▶ **Task directions**: Restate the complete material exactly.

▶ **Material for this exercise**:
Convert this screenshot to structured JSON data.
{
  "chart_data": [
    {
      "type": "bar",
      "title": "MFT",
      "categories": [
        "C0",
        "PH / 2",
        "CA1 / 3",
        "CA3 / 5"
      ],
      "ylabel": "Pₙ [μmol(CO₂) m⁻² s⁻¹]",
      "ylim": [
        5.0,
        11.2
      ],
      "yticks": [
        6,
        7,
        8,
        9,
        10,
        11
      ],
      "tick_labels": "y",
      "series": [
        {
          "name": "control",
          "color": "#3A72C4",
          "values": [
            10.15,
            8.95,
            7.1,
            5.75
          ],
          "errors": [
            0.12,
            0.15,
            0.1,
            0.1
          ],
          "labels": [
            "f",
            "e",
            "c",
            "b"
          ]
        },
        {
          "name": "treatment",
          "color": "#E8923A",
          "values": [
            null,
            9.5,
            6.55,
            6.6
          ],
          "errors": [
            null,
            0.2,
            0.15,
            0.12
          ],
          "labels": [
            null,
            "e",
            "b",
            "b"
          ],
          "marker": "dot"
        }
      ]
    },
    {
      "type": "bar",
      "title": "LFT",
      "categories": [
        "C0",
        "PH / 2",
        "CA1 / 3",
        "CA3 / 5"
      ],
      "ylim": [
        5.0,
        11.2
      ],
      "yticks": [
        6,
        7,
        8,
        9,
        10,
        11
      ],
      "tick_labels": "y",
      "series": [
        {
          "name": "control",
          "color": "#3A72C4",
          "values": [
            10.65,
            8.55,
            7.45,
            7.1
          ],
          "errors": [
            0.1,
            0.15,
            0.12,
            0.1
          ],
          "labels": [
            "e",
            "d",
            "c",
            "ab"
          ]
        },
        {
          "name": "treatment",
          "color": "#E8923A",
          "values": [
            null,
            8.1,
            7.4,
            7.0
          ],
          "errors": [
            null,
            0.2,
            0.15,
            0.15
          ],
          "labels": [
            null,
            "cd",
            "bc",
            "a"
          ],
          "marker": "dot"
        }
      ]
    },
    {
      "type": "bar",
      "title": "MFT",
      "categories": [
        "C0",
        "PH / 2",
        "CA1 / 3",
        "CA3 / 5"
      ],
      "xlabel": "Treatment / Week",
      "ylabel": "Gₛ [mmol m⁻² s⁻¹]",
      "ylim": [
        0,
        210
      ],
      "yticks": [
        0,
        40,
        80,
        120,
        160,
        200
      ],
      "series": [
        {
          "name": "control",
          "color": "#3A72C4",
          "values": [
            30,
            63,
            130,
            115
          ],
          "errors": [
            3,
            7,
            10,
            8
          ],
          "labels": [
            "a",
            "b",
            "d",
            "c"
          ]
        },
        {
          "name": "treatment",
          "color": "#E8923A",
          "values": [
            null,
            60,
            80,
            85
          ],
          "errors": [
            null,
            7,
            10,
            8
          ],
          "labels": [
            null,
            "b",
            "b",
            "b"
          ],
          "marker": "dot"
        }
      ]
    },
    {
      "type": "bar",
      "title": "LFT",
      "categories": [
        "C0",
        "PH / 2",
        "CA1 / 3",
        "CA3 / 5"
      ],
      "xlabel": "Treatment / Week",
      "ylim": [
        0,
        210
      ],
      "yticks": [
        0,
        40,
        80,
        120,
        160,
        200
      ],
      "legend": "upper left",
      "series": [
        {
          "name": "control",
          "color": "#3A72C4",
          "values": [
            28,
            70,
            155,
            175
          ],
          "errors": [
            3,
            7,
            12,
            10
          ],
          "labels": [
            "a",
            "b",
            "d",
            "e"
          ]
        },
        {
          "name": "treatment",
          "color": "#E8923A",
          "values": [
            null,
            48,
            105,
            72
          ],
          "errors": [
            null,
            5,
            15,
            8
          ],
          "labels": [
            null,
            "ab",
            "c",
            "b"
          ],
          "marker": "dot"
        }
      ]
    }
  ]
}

▶ **Right answer**:
Convert this screenshot to structured JSON data.
{
  "chart_data": [
    {
      "type": "bar",
      "title": "MFT",
      "categories": [
        "C0",
        "PH / 2",
        "CA1 / 3",
        "CA3 / 5"
      ],
      "ylabel": "Pₙ [μmol(CO₂) m⁻² s⁻¹]",
      "ylim": [
        5.0,
        11.2
      ],
      "yticks": [
        6,
        7,
        8,
        9,
        10,
        11
      ],
      "tick_labels": "y",
      "series": [
        {
          "name": "control",
          "color": "#3A72C4",
          "values": [
            10.15,
            8.95,
            7.1,
            5.75
          ],
          "errors": [
            0.12,
            0.15,
            0.1,
            0.1
          ],
          "labels": [
            "f",
            "e",
            "c",
            "b"
          ]
        },
        {
          "name": "treatment",
          "color": "#E8923A",
          "values": [
            null,
            9.5,
            6.55,
            6.6
          ],
          "errors": [
            null,
            0.2,
            0.15,
            0.12
          ],
          "labels": [
            null,
            "e",
            "b",
            "b"
          ],
          "marker": "dot"
        }
      ]
    },
    {
      "type": "bar",
      "title": "LFT",
      "categories": [
        "C0",
        "PH / 2",
        "CA1 / 3",
        "CA3 / 5"
      ],
      "ylim": [
        5.0,
        11.2
      ],
      "yticks": [
        6,
        7,
        8,
        9,
        10,
        11
      ],
      "tick_labels": "y",
      "series": [
        {
          "name": "control",
          "color": "#3A72C4",
          "values": [
            10.65,
            8.55,
            7.45,
            7.1
          ],
          "errors": [
            0.1,
            0.15,
            0.12,
            0.1
          ],
          "labels": [
            "e",
            "d",
            "c",
            "ab"
          ]
        },
        {
          "name": "treatment",
          "color": "#E8923A",
          "values": [
            null,
            8.1,
            7.4,
            7.0
          ],
          "errors": [
            null,
            0.2,
            0.15,
            0.15
          ],
          "labels": [
            null,
            "cd",
            "bc",
            "a"
          ],
          "marker": "dot"
        }
      ]
    },
    {
      "type": "bar",
      "title": "MFT",
      "categories": [
        "C0",
        "PH / 2",
        "CA1 / 3",
        "CA3 / 5"
      ],
      "xlabel": "Treatment / Week",
      "ylabel": "Gₛ [mmol m⁻² s⁻¹]",
      "ylim": [
        0,
        210
      ],
      "yticks": [
        0,
        40,
        80,
        120,
        160,
        200
      ],
      "series": [
        {
          "name": "control",
          "color": "#3A72C4",
          "values": [
            30,
            63,
            130,
            115
          ],
          "errors": [
            3,
            7,
            10,
            8
          ],
          "labels": [
            "a",
            "b",
            "d",
            "c"
          ]
        },
        {
          "name": "treatment",
          "color": "#E8923A",
          "values": [
            null,
            60,
            80,
            85
          ],
          "errors": [
            null,
            7,
            10,
            8
          ],
          "labels": [
            null,
            "b",
            "b",
            "b"
          ],
          "marker": "dot"
        }
      ]
    },
    {
      "type": "bar",
      "title": "LFT",
      "categories": [
        "C0",
        "PH / 2",
        "CA1 / 3",
        "CA3 / 5"
      ],
      "xlabel": "Treatment / Week",
      "ylim": [
        0,
        210
      ],
      "yticks": [
        0,
        40,
        80,
        120,
        160,
        200
      ],
      "legend": "upper left",
      "series": [
        {
          "name": "control",
          "color": "#3A72C4",
          "values": [
            28,
            70,
            155,
            175
          ],
          "errors": [
            3,
            7,
            12,
            10
          ],
          "labels": [
            "a",
            "b",
            "d",
            "e"
          ]
        },
        {
          "name": "treatment",
          "color": "#E8923A",
          "values": [
            null,
            48,
            105,
            72
          ],
          "errors": [
            null,
            5,
            15,
            8
          ],
          "labels": [
            null,
            "ab",
            "c",
            "b"
          ],
          "marker": "dot"
        }
      ]
    }
  ]
}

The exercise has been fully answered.